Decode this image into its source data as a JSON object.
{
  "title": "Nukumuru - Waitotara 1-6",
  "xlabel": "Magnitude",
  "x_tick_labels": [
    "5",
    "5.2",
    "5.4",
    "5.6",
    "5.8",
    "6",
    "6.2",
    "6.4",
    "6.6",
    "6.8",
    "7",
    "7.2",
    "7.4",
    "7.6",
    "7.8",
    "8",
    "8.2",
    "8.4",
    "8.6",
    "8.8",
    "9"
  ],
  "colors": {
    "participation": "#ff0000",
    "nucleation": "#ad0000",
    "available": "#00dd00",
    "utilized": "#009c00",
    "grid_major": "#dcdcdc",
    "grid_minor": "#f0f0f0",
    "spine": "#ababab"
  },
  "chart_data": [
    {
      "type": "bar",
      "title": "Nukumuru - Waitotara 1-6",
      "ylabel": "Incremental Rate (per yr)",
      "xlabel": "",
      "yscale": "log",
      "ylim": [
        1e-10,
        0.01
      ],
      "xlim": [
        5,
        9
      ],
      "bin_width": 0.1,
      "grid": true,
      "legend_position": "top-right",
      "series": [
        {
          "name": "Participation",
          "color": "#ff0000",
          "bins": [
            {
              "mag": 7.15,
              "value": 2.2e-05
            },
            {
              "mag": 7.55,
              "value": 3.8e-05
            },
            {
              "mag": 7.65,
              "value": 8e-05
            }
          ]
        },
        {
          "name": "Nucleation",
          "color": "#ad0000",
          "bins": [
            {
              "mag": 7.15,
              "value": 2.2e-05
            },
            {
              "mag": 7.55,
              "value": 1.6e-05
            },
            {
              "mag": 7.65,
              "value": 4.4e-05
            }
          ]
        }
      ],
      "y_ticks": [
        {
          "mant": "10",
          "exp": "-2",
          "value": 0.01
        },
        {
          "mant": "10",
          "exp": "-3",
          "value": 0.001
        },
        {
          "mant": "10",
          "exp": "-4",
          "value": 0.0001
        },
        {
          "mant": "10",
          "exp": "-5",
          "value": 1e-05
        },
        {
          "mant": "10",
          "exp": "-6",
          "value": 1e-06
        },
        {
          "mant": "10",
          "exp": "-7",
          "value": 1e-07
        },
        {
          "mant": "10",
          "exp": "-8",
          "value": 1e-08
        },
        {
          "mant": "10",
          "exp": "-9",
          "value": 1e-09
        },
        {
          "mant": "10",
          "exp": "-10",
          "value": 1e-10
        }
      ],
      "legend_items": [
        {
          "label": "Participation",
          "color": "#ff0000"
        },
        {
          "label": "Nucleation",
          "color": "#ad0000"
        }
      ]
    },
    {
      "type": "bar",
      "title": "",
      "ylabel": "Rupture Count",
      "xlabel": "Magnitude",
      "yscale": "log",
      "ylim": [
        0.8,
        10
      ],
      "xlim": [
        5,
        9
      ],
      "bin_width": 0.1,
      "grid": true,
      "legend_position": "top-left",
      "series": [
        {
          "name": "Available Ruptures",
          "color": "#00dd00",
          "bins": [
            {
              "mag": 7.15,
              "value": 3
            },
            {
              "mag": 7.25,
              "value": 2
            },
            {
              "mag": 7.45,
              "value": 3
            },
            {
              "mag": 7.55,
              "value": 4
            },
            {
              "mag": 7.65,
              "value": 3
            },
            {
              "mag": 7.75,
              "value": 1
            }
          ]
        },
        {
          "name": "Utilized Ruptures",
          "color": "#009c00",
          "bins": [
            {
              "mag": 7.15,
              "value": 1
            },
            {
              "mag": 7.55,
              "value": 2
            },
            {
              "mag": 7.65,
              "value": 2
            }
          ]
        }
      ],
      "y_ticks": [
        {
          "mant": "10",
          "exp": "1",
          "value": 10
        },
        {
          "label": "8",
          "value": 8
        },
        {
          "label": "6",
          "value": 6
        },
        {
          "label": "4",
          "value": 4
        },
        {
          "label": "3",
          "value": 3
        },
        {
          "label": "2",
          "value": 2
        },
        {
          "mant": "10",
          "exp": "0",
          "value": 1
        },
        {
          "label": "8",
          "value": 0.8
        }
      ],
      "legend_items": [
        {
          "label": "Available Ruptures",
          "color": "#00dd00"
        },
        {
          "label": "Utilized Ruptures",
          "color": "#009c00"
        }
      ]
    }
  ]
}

****************

Short problem ▸
Copy every line from the entries that contains the word "ylabel".

Worked answer ▸
      "ylabel": "Incremental Rate (per yr)",
      "ylabel": "Rupture Count",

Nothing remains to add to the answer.